- Task instructions
Reproduce the records exactly.
** BEGIN **
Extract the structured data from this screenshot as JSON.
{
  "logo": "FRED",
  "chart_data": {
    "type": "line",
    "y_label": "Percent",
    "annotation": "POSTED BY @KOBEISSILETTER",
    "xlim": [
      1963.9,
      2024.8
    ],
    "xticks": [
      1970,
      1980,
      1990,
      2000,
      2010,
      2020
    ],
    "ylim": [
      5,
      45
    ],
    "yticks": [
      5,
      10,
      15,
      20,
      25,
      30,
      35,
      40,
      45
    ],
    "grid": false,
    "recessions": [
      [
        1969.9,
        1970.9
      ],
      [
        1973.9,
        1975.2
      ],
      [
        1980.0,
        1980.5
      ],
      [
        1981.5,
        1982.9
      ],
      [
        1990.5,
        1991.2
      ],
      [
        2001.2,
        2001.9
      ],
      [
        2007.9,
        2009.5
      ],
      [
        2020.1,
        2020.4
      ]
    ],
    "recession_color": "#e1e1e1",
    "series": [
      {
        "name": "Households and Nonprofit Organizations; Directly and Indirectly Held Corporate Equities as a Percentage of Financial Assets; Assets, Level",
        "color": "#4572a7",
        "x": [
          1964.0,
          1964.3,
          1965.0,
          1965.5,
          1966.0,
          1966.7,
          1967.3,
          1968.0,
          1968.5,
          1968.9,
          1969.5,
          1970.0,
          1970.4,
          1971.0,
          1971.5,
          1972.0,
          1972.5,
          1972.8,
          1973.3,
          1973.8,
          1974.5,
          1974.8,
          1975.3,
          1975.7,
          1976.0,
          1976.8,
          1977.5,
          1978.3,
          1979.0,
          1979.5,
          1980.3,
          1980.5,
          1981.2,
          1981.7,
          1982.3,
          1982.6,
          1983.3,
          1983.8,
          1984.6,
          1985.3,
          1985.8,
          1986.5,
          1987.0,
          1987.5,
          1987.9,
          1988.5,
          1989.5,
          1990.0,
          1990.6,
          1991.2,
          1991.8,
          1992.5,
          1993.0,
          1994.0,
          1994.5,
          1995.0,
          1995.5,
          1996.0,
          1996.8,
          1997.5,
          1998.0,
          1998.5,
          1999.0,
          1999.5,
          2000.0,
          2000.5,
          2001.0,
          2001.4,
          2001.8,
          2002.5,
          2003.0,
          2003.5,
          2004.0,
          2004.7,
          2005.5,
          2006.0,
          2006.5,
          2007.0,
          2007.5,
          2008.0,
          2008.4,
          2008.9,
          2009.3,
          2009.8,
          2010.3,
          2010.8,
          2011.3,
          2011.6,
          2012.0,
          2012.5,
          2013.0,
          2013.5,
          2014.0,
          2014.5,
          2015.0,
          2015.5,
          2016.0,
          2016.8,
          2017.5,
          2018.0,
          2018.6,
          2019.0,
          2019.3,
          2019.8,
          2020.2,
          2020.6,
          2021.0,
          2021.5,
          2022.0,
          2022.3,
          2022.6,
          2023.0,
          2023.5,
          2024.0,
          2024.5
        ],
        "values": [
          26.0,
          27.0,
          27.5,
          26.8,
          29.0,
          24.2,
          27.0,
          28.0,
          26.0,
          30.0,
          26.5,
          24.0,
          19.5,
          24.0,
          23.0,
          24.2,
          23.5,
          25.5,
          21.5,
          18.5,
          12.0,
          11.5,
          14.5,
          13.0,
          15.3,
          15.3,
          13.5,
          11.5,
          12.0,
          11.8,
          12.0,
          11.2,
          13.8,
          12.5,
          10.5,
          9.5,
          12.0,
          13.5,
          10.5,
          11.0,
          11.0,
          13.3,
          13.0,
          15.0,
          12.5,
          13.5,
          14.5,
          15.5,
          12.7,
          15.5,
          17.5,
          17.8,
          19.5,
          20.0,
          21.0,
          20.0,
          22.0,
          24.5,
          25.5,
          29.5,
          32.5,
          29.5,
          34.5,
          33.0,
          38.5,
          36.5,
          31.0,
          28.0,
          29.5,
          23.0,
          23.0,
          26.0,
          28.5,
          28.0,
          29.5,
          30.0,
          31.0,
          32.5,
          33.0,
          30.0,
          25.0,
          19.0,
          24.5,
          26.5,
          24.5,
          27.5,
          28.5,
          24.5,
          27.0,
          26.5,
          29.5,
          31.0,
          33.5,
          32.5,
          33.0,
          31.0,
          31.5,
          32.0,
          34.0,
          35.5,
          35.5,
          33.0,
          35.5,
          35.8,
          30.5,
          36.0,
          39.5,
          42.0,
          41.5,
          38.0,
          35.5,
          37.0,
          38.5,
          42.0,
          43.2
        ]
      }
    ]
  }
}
** END **
- Written solution
Extract the structured data from this screenshot as JSON.
{
  "logo": "FRED",
  "chart_data": {
    "type": "line",
    "y_label": "Percent",
    "annotation": "POSTED BY @KOBEISSILETTER",
    "xlim": [
      1963.9,
      2024.8
    ],
    "xticks": [
      1970,
      1980,
      1990,
      2000,
      2010,
      2020
    ],
    "ylim": [
      5,
      45
    ],
    "yticks": [
      5,
      10,
      15,
      20,
      25,
      30,
      35,
      40,
      45
    ],
    "grid": false,
    "recessions": [
      [
        1969.9,
        1970.9
      ],
      [
        1973.9,
        1975.2
      ],
      [
        1980.0,
        1980.5
      ],
      [
        1981.5,
        1982.9
      ],
      [
        1990.5,
        1991.2
      ],
      [
        2001.2,
        2001.9
      ],
      [
        2007.9,
        2009.5
      ],
      [
        2020.1,
        2020.4
      ]
    ],
    "recession_color": "#e1e1e1",
    "series": [
      {
        "name": "Households and Nonprofit Organizations; Directly and Indirectly Held Corporate Equities as a Percentage of Financial Assets; Assets, Level",
        "color": "#4572a7",
        "x": [
          1964.0,
          1964.3,
          1965.0,
          1965.5,
          1966.0,
          1966.7,
          1967.3,
          1968.0,
          1968.5,
          1968.9,
          1969.5,
          1970.0,
          1970.4,
          1971.0,
          1971.5,
          1972.0,
          1972.5,
          1972.8,
          1973.3,
          1973.8,
          1974.5,
          1974.8,
          1975.3,
          1975.7,
          1976.0,
          1976.8,
          1977.5,
          1978.3,
          1979.0,
          1979.5,
          1980.3,
          1980.5,
          1981.2,
          1981.7,
          1982.3,
          1982.6,
          1983.3,
          1983.8,
          1984.6,
          1985.3,
          1985.8,
          1986.5,
          1987.0,
          1987.5,
          1987.9,
          1988.5,
          1989.5,
          1990.0,
          1990.6,
          1991.2,
          1991.8,
          1992.5,
          1993.0,
          1994.0,
          1994.5,
          1995.0,
          1995.5,
          1996.0,
          1996.8,
          1997.5,
          1998.0,
          1998.5,
          1999.0,
          1999.5,
          2000.0,
          2000.5,
          2001.0,
          2001.4,
          2001.8,
          2002.5,
          2003.0,
          2003.5,
          2004.0,
          2004.7,
          2005.5,
          2006.0,
          2006.5,
          2007.0,
          2007.5,
          2008.0,
          2008.4,
          2008.9,
          2009.3,
          2009.8,
          2010.3,
          2010.8,
          2011.3,
          2011.6,
          2012.0,
          2012.5,
          2013.0,
          2013.5,
          2014.0,
          2014.5,
          2015.0,
          2015.5,
          2016.0,
          2016.8,
          2017.5,
          2018.0,
          2018.6,
          2019.0,
          2019.3,
          2019.8,
          2020.2,
          2020.6,
          2021.0,
          2021.5,
          2022.0,
          2022.3,
          2022.6,
          2023.0,
          2023.5,
          2024.0,
          2024.5
        ],
        "values": [
          26.0,
          27.0,
          27.5,
          26.8,
          29.0,
          24.2,
          27.0,
          28.0,
          26.0,
          30.0,
          26.5,
          24.0,
          19.5,
          24.0,
          23.0,
          24.2,
          23.5,
          25.5,
          21.5,
          18.5,
          12.0,
          11.5,
          14.5,
          13.0,
          15.3,
          15.3,
          13.5,
          11.5,
          12.0,
          11.8,
          12.0,
          11.2,
          13.8,
          12.5,
          10.5,
          9.5,
          12.0,
          13.5,
          10.5,
          11.0,
          11.0,
          13.3,
          13.0,
          15.0,
          12.5,
          13.5,
          14.5,
          15.5,
          12.7,
          15.5,
          17.5,
          17.8,
          19.5,
          20.0,
          21.0,
          20.0,
          22.0,
          24.5,
          25.5,
          29.5,
          32.5,
          29.5,
          34.5,
          33.0,
          38.5,
          36.5,
          31.0,
          28.0,
          29.5,
          23.0,
          23.0,
          26.0,
          28.5,
          28.0,
          29.5,
          30.0,
          31.0,
          32.5,
          33.0,
          30.0,
          25.0,
          19.0,
          24.5,
          26.5,
          24.5,
          27.5,
          28.5,
          24.5,
          27.0,
          26.5,
          29.5,
          31.0,
          33.5,
          32.5,
          33.0,
          31.0,
          31.5,
          32.0,
          34.0,
          35.5,
          35.5,
          33.0,
          35.5,
          35.8,
          30.5,
          36.0,
          39.5,
          42.0,
          41.5,
          38.0,
          35.5,
          37.0,
          38.5,
          42.0,
          43.2
        ]
      }
    ]
  }
}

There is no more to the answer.